*Job*
Gather each line containing the string "color" from these entries.

Figure record listings
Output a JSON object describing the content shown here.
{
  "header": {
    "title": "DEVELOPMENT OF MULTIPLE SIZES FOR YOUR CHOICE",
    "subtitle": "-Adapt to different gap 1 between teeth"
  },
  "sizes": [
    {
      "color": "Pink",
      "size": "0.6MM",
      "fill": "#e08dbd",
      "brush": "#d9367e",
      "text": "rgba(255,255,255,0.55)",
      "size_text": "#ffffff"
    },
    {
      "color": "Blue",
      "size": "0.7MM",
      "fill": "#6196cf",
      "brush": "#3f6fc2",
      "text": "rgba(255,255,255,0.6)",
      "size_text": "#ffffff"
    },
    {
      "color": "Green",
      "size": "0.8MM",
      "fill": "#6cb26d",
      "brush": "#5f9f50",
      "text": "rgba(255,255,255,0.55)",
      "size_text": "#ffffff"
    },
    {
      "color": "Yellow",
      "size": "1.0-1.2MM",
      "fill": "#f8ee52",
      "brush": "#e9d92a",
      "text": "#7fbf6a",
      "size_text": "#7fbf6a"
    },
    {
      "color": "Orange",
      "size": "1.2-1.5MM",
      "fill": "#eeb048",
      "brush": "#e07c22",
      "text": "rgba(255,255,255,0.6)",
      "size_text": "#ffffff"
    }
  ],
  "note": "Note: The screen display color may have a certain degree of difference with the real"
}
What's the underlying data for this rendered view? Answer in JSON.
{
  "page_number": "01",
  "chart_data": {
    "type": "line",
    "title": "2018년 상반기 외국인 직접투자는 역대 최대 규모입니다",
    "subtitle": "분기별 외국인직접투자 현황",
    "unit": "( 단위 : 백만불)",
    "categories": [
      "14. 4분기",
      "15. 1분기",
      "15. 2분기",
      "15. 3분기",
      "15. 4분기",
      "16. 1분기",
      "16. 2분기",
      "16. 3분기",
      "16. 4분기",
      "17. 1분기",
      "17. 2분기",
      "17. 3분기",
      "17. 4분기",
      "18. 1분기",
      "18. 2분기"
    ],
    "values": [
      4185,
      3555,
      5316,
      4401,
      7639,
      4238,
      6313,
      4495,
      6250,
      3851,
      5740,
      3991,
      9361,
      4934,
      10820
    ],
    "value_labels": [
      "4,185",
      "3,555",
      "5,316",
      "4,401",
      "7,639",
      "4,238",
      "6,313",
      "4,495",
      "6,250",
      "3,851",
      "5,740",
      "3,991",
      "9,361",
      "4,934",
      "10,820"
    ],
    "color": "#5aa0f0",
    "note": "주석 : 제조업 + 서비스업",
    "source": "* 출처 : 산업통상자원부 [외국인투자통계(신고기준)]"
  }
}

*Solved problem*
      "color": "Pink",
      "color": "Blue",
      "color": "Green",
      "color": "Yellow",
      "color": "Orange",
  "note": "Note: The screen display color may have a certain degree of difference with the real"
    "color": "#5aa0f0",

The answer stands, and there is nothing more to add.